**DESCRIPTION OF THE TASK**
With "source" as the search word, show every line of the material that has it.

**MATERIAL SUPPLIED**
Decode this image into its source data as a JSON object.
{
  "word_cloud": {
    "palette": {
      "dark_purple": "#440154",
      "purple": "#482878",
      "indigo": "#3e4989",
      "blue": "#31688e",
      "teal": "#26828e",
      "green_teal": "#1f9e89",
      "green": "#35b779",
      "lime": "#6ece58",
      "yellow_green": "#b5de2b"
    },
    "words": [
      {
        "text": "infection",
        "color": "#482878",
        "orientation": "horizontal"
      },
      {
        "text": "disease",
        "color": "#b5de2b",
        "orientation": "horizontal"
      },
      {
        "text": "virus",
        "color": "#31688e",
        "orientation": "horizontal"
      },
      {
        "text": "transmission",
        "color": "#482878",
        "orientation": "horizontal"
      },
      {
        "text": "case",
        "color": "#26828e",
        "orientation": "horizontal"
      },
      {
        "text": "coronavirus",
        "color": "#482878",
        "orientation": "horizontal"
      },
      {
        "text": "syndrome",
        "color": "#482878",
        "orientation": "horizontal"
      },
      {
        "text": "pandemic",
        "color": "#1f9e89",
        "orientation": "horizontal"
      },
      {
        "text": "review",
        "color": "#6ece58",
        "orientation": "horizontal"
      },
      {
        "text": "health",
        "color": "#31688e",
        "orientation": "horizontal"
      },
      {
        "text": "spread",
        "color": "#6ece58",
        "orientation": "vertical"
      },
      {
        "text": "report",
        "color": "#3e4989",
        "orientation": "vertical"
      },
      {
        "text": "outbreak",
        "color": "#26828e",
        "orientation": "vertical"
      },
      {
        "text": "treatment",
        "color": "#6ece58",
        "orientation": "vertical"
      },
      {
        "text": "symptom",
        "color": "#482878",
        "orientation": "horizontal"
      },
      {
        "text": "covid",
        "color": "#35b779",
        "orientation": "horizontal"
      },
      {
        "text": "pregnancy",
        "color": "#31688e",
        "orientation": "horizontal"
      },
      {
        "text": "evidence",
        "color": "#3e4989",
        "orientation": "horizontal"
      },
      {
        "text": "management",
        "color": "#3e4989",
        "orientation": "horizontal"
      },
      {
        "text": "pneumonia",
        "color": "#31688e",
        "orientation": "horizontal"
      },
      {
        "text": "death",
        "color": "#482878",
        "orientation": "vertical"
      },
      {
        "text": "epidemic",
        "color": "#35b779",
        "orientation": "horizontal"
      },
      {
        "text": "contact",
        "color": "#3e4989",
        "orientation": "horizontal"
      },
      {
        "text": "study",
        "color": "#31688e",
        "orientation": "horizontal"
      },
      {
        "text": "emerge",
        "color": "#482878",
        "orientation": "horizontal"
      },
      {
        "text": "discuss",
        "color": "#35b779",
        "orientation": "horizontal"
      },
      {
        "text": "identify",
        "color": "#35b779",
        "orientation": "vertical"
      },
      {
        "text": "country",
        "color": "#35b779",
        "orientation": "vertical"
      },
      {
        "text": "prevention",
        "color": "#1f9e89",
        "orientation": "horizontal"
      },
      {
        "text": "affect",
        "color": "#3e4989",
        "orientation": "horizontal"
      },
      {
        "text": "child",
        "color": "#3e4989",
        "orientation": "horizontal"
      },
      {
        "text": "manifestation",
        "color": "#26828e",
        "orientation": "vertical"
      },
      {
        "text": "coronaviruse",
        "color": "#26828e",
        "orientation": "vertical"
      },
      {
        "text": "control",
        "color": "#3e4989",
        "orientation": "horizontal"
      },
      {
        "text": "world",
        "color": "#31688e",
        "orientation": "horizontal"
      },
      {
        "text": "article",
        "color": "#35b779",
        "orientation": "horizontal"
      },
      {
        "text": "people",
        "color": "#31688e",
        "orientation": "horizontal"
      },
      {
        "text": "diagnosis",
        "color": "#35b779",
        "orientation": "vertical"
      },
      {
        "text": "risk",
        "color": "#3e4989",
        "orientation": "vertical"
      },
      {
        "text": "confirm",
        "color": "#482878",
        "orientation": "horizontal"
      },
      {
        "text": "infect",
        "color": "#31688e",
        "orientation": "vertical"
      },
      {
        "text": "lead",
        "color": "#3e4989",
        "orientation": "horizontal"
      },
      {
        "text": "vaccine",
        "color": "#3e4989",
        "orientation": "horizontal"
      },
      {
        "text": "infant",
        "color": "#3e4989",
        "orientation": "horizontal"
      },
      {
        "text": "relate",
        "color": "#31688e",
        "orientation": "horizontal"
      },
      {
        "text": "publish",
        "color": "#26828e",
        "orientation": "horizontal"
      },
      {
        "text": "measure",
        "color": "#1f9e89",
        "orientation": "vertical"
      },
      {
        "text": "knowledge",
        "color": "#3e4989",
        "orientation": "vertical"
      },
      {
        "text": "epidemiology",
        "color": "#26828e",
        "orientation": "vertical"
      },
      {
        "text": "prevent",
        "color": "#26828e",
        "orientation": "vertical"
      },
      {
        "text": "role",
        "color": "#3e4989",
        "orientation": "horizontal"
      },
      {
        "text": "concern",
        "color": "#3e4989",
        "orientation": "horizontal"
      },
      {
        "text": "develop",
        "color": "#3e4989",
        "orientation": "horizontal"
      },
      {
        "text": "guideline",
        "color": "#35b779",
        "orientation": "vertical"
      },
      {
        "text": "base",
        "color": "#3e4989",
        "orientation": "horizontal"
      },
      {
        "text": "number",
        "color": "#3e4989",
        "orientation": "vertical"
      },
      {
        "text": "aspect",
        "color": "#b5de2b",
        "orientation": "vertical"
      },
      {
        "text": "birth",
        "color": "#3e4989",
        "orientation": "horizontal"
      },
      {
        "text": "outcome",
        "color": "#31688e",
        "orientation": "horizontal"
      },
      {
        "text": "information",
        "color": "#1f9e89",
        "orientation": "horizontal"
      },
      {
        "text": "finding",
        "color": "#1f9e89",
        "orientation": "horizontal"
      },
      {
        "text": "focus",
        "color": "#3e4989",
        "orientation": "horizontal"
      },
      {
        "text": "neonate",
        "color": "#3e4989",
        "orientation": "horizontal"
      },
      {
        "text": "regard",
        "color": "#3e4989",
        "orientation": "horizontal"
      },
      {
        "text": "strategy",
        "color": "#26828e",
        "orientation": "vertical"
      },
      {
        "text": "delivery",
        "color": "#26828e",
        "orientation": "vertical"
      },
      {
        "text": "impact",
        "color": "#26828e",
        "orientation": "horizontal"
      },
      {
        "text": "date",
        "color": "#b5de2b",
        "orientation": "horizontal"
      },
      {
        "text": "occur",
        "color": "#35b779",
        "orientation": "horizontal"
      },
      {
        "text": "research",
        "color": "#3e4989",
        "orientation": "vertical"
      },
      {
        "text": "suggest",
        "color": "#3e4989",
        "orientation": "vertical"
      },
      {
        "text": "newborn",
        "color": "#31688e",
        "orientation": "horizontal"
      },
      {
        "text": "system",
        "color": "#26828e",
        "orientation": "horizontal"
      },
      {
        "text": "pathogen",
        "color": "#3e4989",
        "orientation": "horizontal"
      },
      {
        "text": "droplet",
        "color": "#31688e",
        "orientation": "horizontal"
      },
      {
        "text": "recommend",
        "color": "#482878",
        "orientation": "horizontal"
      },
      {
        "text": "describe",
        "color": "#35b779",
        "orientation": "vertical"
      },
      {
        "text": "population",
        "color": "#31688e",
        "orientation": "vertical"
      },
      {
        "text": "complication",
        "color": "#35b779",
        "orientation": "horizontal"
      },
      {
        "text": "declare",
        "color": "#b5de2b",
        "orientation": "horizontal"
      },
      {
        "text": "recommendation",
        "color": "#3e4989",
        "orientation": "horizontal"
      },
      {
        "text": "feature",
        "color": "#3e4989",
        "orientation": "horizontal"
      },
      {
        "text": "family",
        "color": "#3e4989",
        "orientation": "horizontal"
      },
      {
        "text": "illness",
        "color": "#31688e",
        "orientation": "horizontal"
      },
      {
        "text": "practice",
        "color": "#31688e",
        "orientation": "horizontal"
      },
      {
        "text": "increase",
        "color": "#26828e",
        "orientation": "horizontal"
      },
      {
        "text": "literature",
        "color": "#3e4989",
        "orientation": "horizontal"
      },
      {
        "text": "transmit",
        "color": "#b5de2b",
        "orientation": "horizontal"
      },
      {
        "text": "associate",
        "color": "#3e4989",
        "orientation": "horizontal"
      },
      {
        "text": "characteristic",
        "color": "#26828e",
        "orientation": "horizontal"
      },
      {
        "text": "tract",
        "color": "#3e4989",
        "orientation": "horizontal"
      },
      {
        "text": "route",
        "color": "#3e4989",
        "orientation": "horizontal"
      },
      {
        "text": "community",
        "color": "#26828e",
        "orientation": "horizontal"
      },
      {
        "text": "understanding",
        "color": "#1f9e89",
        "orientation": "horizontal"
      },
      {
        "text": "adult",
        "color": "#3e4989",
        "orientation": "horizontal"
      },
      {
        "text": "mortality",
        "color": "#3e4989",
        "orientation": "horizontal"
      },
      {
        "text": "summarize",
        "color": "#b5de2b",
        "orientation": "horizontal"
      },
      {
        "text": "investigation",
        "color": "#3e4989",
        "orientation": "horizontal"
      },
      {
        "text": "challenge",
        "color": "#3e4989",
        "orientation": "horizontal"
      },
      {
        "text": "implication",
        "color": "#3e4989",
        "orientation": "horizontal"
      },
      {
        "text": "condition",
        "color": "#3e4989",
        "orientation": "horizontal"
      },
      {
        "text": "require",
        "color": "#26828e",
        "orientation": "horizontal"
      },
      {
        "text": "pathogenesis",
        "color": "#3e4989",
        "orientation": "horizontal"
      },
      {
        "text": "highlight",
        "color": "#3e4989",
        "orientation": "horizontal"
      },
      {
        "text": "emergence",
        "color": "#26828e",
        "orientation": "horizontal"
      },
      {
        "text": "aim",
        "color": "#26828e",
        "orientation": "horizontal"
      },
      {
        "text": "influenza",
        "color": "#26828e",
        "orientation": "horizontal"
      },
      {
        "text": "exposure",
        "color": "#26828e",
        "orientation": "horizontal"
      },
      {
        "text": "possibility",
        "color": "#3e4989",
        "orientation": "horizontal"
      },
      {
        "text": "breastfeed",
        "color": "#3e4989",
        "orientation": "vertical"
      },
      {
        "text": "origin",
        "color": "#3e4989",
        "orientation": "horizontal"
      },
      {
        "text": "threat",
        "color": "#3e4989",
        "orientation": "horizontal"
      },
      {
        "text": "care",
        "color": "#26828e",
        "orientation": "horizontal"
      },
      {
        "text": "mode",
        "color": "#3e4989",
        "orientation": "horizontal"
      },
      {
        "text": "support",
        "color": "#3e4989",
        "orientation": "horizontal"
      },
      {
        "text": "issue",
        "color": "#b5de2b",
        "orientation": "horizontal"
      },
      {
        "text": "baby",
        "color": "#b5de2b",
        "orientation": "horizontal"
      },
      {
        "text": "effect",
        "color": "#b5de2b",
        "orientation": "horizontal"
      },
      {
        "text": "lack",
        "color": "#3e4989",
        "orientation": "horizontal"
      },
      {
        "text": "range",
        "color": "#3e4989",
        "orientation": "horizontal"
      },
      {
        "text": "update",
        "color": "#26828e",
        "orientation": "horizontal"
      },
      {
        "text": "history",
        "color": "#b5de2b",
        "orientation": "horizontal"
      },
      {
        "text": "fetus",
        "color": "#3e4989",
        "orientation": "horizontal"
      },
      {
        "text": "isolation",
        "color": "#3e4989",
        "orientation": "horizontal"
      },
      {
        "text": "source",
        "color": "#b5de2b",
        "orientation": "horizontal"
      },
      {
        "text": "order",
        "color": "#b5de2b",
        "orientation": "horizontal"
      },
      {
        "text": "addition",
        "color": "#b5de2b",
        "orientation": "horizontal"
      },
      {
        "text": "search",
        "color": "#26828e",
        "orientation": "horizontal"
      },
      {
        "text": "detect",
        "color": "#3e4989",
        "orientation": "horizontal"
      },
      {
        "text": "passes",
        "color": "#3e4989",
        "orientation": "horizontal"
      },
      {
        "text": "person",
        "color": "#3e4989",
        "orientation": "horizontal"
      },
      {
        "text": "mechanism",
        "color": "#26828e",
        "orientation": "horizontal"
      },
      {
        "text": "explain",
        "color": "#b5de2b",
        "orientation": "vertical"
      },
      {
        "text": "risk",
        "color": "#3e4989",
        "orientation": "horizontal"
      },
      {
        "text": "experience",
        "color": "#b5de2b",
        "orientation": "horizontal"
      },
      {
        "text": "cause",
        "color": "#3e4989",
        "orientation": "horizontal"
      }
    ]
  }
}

**COMPLETED EXERCISE**
Decode this image into its source data as a JSON object.
        "text": "source",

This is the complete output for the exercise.